start
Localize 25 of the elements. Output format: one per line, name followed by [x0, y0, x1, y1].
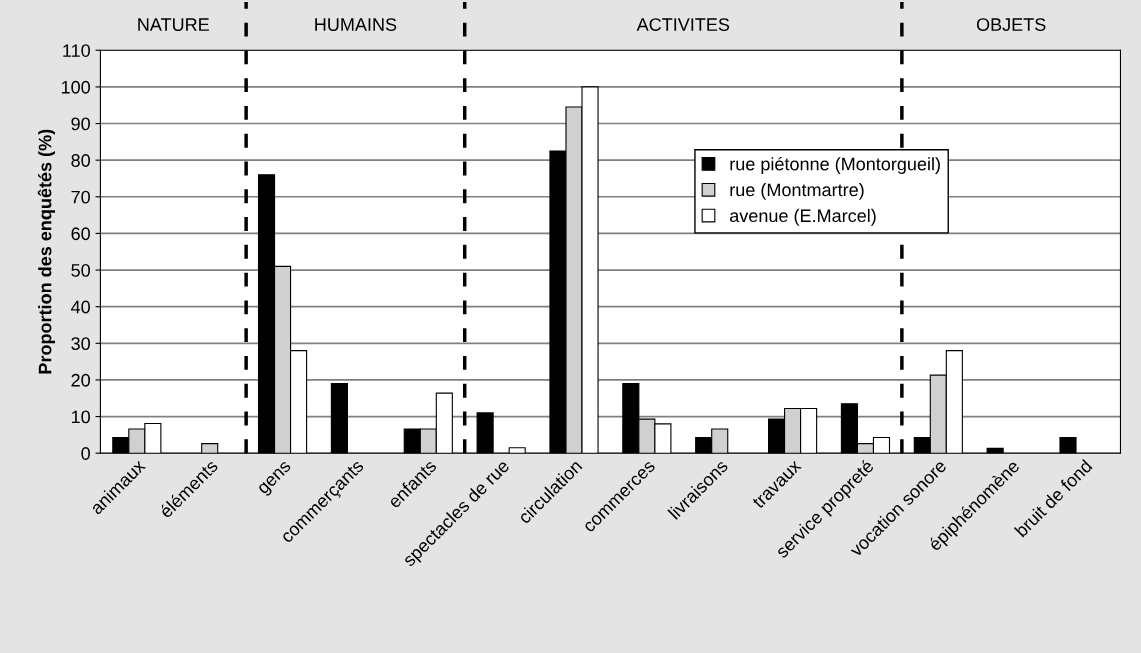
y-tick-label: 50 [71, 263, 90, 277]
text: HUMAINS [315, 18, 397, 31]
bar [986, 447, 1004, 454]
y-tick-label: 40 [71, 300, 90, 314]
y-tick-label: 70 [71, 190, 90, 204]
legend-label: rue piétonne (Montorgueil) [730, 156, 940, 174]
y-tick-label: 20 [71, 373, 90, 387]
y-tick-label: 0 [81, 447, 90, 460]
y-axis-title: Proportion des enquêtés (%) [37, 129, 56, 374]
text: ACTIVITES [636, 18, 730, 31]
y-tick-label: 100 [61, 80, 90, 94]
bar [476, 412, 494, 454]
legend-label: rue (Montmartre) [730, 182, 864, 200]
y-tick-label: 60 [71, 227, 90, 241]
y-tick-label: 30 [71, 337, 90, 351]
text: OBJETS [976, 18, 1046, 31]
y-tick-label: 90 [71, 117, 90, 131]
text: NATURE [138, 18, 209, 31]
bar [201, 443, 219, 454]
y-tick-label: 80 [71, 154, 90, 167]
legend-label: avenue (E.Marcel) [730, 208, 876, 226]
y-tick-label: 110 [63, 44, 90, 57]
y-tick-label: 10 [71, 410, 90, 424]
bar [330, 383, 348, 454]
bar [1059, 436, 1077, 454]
end
## What is being asked
Rewrite the listing with every "legend-label" renamed to "legend-entry" and nothing else changed. Leave out the pictures.

## Answer to the exercise
Localize 25 of the elements. Output format: one per line, name followed by [x0, y0, x1, y1].
y-tick-label: 50 [71, 263, 90, 277]
text: HUMAINS [315, 18, 397, 31]
bar [986, 447, 1004, 454]
y-tick-label: 40 [71, 300, 90, 314]
y-tick-label: 70 [71, 190, 90, 204]
legend-entry: rue piétonne (Montorgueil) [730, 156, 940, 174]
y-tick-label: 20 [71, 373, 90, 387]
y-tick-label: 0 [81, 447, 90, 460]
y-axis-title: Proportion des enquêtés (%) [37, 129, 56, 374]
text: ACTIVITES [636, 18, 730, 31]
y-tick-label: 100 [61, 80, 90, 94]
bar [476, 412, 494, 454]
legend-entry: rue (Montmartre) [730, 182, 864, 200]
y-tick-label: 60 [71, 227, 90, 241]
y-tick-label: 30 [71, 337, 90, 351]
text: OBJETS [976, 18, 1046, 31]
y-tick-label: 90 [71, 117, 90, 131]
text: NATURE [138, 18, 209, 31]
bar [201, 443, 219, 454]
y-tick-label: 80 [71, 154, 90, 167]
legend-entry: avenue (E.Marcel) [730, 208, 876, 226]
y-tick-label: 110 [63, 44, 90, 57]
y-tick-label: 10 [71, 410, 90, 424]
bar [330, 383, 348, 454]
bar [1059, 436, 1077, 454]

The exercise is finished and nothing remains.